**Short task:** Select the lines of the records containing the word "novembre" and list them.

**Records for the exercise:**
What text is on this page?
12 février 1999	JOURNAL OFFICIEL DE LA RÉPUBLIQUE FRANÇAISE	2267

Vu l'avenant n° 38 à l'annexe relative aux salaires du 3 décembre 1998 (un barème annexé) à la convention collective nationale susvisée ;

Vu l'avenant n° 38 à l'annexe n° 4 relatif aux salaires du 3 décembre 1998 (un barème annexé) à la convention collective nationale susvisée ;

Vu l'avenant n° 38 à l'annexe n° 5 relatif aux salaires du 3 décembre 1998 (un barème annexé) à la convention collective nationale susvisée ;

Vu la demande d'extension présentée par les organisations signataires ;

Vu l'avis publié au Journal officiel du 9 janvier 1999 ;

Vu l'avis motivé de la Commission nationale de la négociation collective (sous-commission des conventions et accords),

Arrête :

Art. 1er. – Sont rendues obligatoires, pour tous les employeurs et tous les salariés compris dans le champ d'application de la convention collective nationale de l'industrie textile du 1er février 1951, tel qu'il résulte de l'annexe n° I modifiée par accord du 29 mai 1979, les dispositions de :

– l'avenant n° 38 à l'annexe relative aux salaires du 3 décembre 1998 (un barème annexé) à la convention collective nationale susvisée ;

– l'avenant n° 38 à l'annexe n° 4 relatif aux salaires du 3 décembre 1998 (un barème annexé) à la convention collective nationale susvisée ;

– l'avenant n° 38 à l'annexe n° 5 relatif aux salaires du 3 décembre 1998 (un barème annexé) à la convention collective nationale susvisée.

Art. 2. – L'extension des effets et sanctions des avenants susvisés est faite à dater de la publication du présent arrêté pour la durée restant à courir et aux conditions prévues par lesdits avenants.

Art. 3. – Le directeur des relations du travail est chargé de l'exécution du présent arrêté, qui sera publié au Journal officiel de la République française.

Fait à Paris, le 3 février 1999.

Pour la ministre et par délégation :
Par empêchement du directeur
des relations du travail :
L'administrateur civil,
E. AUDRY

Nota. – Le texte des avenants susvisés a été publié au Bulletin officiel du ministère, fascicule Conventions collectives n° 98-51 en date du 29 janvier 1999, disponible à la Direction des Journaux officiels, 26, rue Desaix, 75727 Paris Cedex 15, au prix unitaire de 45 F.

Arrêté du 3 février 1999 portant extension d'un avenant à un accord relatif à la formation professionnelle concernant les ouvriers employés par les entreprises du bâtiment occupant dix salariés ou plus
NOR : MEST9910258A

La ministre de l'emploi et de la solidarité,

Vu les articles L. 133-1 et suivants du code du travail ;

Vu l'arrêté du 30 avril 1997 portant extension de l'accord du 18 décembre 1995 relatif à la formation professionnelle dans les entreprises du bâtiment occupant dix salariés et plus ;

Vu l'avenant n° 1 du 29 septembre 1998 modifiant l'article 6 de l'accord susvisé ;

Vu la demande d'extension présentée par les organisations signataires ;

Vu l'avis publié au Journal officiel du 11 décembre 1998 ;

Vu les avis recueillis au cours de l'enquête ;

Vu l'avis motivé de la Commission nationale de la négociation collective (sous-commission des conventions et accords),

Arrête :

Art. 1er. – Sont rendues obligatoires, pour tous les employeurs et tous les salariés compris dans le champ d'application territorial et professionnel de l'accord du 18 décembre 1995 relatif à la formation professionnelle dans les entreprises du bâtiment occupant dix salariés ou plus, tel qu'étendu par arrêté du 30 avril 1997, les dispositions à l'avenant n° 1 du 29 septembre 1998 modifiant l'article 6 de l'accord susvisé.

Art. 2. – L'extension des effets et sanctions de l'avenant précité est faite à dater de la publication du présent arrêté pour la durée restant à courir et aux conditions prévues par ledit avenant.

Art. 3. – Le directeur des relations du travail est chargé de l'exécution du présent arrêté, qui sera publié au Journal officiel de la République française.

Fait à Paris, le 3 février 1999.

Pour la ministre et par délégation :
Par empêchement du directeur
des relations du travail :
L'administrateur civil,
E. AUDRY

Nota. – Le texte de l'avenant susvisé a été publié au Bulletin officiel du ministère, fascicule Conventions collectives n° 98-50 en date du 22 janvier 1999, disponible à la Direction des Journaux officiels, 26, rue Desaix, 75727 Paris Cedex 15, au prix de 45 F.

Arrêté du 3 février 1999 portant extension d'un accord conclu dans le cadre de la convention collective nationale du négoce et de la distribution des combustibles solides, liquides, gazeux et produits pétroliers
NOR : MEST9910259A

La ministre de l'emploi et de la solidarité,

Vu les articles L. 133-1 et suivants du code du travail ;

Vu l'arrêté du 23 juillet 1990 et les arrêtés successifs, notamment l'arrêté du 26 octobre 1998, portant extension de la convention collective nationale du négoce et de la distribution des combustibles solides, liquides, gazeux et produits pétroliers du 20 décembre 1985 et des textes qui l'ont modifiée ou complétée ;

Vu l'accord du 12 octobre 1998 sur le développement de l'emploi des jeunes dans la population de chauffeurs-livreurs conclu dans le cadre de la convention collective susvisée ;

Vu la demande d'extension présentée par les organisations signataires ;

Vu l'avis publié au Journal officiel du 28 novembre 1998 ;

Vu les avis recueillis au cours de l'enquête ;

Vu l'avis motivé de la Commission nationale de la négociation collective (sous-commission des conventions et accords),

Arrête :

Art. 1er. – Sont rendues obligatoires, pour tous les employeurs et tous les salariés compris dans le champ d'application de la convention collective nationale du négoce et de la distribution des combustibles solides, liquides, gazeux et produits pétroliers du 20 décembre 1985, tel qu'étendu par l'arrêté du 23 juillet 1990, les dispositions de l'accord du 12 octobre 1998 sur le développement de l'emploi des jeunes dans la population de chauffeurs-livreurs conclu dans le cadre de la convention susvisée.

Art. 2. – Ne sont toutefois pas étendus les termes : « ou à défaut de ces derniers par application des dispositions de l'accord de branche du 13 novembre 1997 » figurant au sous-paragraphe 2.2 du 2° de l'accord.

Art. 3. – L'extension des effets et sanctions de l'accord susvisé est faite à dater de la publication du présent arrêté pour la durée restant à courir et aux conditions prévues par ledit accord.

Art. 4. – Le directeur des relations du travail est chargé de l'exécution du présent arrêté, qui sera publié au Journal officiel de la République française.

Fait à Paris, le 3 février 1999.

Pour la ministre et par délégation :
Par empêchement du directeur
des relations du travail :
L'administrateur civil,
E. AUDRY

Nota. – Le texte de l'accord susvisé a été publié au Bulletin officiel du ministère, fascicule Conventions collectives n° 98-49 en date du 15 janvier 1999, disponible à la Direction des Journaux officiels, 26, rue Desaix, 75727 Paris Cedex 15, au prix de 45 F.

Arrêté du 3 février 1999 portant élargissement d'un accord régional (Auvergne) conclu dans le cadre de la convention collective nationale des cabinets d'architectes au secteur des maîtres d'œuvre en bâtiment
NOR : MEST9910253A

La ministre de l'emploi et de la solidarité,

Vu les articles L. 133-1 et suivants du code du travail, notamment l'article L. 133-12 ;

--

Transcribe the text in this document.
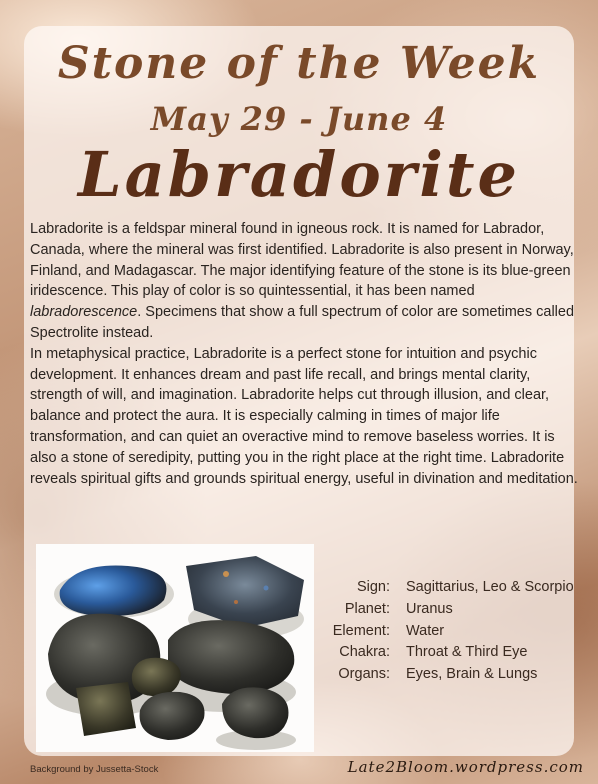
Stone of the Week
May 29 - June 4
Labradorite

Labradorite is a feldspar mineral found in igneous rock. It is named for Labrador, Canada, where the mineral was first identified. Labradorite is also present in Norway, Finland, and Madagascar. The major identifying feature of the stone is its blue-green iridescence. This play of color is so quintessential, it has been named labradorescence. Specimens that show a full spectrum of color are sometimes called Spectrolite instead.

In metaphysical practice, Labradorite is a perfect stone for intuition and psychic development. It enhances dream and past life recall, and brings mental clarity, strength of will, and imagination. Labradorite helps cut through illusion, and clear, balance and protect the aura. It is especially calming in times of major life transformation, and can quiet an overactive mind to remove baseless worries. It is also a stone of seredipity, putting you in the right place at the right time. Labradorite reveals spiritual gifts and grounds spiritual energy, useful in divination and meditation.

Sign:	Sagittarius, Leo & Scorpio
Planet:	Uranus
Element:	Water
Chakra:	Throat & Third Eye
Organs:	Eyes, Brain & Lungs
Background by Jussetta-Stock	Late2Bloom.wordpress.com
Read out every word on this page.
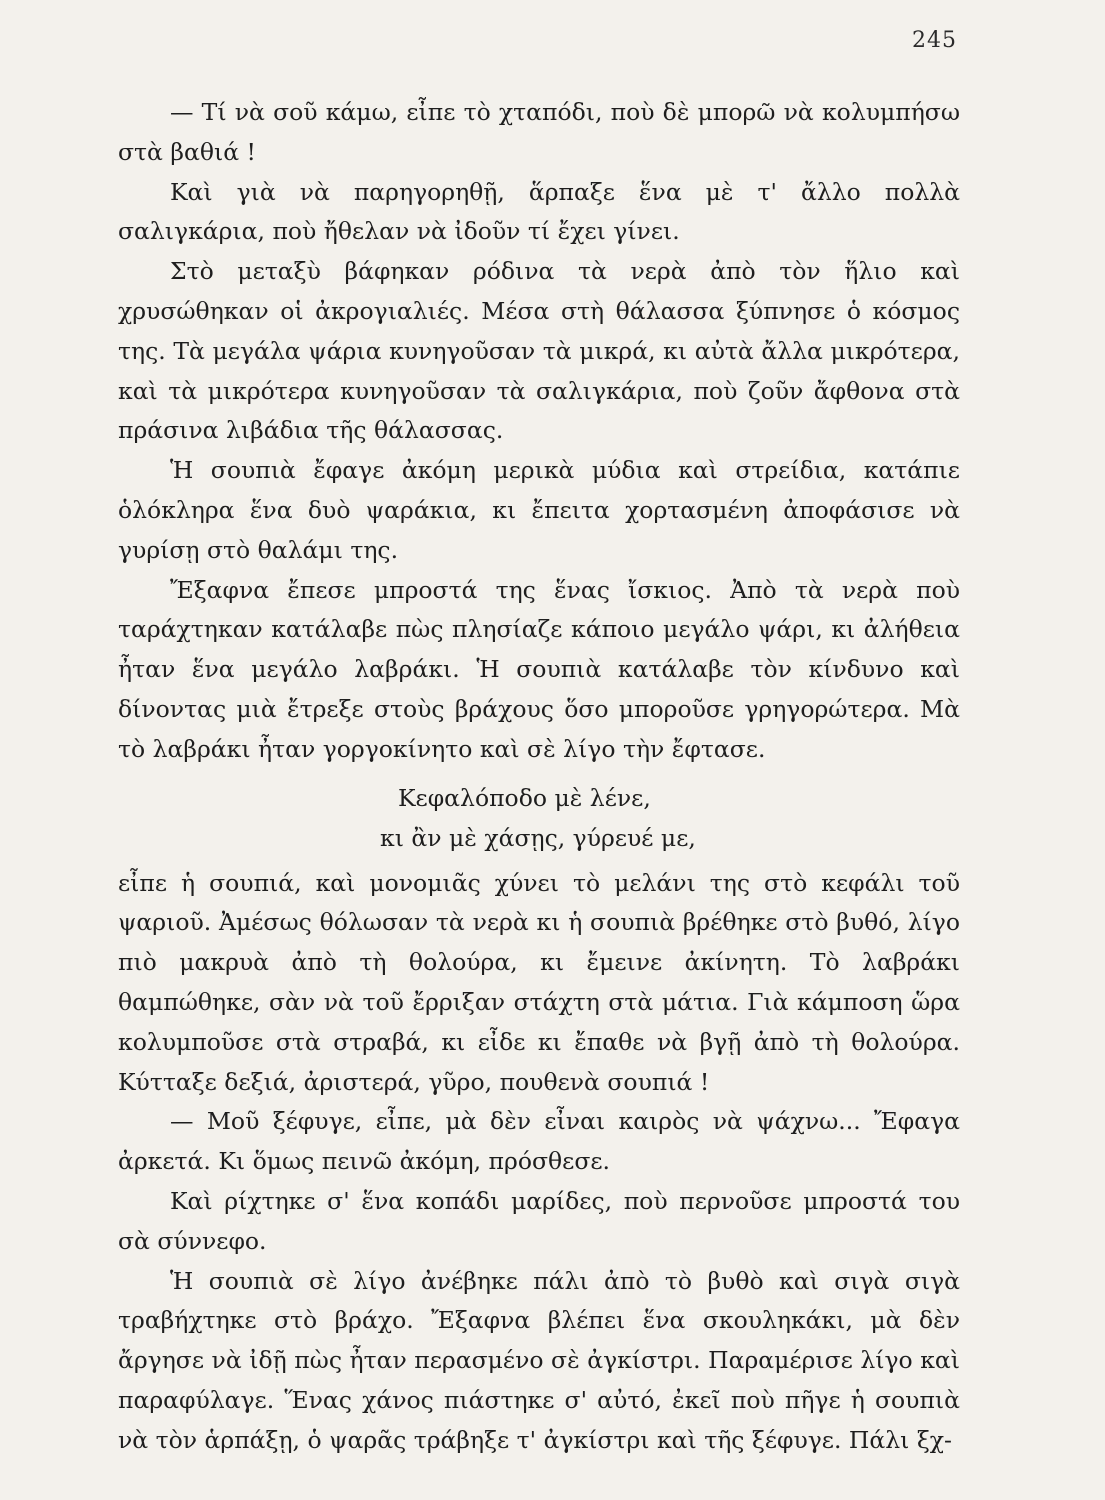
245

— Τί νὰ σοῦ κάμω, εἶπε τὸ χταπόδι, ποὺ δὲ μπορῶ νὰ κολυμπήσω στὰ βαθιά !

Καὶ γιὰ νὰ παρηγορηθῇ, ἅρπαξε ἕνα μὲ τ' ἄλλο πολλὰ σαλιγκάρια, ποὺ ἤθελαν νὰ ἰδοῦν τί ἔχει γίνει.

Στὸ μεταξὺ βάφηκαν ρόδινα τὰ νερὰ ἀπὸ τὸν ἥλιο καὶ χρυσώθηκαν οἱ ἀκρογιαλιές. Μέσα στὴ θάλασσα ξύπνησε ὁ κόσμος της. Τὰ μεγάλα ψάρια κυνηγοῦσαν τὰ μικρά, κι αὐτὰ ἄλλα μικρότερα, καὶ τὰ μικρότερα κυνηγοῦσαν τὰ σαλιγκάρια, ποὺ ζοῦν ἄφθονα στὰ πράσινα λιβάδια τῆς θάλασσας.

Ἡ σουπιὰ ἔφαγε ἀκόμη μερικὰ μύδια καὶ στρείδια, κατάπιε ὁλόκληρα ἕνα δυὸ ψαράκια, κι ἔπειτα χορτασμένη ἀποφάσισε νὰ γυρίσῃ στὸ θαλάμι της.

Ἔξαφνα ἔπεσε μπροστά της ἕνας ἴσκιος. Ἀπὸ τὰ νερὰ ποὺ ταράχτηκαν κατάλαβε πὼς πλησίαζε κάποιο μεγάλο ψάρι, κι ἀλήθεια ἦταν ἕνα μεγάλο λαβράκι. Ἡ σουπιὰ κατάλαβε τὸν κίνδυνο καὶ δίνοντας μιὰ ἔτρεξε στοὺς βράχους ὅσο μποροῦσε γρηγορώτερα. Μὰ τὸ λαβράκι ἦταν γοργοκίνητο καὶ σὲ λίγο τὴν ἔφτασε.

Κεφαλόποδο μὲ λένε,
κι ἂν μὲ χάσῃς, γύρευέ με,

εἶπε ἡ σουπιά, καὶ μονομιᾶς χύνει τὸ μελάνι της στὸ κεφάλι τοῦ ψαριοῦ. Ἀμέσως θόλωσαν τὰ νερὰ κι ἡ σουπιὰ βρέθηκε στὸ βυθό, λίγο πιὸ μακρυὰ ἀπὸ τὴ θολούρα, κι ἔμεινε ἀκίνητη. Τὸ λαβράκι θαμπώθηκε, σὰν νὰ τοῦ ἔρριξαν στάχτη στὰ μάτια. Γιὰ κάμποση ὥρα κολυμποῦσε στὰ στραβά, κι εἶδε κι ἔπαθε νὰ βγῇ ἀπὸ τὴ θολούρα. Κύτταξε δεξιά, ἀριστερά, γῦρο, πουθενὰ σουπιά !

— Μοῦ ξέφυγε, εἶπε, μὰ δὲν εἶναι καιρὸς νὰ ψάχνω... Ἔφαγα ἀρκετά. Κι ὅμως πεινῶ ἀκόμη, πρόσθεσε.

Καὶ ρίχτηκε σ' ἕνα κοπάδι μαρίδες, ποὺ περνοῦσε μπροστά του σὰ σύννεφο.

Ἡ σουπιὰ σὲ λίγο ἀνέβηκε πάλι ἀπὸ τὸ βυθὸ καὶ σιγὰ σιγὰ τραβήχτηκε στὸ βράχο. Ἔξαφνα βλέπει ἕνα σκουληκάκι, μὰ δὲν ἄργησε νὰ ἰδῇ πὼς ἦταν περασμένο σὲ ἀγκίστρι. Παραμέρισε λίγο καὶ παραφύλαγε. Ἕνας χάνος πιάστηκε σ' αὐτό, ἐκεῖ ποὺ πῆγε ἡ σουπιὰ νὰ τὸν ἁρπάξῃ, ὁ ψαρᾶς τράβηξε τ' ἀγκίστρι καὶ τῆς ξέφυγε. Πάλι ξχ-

**Written response:**
Vu l'avis publié au Journal officiel du 28 novembre 1998 ;
Art. 2. – Ne sont toutefois pas étendus les termes : « ou à défaut de ces derniers par application des dispositions de l'accord de branche du 13 novembre 1997 » figurant au sous-paragraphe 2.2 du 2° de l'accord.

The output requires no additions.